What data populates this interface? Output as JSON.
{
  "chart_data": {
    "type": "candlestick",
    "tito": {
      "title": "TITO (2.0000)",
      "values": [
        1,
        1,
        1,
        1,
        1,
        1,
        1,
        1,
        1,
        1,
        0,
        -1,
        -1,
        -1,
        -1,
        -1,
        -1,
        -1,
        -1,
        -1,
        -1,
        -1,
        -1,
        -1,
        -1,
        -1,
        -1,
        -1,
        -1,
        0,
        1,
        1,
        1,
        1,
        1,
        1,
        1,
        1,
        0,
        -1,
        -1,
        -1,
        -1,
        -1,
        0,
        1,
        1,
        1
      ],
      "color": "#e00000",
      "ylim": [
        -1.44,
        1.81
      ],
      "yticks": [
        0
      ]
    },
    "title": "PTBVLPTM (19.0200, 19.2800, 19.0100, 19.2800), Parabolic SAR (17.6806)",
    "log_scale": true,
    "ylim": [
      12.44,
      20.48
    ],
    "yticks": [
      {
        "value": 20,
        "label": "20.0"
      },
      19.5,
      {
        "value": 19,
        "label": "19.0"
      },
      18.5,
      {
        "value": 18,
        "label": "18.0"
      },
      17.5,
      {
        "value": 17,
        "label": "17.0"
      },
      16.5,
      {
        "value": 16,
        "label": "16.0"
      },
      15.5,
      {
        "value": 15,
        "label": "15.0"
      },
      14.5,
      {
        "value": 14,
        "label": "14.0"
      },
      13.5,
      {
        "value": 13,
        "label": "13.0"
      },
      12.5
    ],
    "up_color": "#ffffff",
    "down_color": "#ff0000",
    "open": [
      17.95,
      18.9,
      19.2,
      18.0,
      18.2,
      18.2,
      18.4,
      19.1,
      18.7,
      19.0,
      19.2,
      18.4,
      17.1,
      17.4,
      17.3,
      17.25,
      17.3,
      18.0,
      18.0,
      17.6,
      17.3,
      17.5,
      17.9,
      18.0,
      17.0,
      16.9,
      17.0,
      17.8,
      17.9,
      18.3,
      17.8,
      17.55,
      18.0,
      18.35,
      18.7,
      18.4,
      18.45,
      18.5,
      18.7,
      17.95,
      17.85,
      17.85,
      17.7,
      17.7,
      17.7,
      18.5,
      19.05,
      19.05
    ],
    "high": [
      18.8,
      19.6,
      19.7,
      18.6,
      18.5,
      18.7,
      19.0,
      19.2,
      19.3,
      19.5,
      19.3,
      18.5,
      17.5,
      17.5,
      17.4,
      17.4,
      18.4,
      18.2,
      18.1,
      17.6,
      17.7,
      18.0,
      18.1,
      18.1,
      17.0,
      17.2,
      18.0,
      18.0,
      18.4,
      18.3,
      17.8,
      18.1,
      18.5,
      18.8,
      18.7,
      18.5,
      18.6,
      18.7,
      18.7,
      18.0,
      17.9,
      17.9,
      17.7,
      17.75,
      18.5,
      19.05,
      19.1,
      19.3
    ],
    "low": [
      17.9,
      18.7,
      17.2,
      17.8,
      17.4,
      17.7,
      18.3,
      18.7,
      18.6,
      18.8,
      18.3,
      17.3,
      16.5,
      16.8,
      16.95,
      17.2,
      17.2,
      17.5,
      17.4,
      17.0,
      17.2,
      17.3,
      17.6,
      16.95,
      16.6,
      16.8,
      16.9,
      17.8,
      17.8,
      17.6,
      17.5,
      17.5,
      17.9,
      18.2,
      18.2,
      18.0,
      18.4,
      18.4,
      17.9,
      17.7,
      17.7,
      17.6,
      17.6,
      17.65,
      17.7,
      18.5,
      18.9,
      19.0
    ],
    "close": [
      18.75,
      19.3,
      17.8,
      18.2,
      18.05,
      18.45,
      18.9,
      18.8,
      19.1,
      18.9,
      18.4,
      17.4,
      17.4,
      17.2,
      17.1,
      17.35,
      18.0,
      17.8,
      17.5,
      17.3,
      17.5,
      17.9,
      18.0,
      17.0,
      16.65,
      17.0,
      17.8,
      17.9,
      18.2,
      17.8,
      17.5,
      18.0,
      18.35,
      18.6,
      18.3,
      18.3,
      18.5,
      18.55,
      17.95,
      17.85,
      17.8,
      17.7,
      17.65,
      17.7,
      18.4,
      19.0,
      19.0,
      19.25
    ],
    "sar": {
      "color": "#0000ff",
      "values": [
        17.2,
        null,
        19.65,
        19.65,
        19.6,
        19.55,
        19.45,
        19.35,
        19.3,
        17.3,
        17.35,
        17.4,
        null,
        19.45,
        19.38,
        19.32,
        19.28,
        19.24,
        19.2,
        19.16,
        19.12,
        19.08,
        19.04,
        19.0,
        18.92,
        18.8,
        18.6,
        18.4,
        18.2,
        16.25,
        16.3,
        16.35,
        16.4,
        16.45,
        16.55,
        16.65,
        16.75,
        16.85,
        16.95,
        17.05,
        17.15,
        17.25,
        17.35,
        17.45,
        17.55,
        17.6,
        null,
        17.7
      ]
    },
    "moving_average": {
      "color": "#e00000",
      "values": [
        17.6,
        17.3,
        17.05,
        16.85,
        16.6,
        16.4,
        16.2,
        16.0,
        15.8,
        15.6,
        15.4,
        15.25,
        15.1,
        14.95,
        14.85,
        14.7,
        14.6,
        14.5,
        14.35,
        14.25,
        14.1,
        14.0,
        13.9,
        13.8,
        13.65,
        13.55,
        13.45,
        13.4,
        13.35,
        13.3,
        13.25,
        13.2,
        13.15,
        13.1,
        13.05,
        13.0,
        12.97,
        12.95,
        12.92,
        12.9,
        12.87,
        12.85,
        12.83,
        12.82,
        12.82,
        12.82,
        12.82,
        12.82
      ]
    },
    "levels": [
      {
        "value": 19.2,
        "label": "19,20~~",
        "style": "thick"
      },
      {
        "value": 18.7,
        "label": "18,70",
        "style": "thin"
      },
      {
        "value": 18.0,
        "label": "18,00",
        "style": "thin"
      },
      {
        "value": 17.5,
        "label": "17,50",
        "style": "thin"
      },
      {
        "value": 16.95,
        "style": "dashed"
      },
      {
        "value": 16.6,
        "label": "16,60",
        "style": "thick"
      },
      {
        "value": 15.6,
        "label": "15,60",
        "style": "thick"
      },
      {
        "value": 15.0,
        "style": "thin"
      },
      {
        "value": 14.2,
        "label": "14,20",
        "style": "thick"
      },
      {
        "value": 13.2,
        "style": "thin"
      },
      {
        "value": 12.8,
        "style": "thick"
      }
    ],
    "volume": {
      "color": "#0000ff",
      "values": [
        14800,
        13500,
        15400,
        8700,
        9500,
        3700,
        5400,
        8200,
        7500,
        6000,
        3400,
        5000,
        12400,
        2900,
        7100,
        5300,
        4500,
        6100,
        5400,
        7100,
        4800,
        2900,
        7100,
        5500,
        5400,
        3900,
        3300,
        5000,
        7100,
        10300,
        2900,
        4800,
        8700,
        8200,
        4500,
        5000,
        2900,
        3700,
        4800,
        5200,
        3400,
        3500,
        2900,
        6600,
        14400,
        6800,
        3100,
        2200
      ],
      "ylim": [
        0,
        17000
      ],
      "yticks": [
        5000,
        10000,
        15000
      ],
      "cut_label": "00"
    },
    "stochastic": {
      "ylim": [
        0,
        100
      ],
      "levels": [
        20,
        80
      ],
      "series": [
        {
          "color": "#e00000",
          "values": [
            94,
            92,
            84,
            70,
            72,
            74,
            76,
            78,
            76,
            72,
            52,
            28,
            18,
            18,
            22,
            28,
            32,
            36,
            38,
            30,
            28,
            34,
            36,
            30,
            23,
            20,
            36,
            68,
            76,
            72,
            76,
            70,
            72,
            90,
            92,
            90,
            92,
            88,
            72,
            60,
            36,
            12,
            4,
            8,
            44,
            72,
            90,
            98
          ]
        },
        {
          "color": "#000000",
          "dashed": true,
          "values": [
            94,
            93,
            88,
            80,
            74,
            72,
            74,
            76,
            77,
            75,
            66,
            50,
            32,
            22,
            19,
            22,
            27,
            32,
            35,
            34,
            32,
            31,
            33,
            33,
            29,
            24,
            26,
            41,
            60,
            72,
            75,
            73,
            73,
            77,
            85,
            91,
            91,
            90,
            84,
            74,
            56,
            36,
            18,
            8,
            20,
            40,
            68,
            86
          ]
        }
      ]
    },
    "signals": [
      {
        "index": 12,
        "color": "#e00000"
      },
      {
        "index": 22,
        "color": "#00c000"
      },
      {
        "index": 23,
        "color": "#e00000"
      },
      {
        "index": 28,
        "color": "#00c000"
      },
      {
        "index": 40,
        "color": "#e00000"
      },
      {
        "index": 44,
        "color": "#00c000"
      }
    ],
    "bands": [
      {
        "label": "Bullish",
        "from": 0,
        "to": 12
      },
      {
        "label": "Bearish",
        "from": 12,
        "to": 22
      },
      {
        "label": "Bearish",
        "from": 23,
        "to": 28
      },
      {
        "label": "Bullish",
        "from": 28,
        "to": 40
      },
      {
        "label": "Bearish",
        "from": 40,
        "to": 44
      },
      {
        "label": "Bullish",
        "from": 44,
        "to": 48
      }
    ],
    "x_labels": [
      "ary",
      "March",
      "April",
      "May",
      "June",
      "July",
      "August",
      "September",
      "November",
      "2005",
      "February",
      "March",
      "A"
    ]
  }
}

AIM OF THE TASK: Identify all lines where the word "title" shows up. Copy them.

FULL ANSWER:
      "title": "TITO (2.0000)",
    "title": "PTBVLPTM (19.0200, 19.2800, 19.0100, 19.2800), Parabolic SAR (17.6806)",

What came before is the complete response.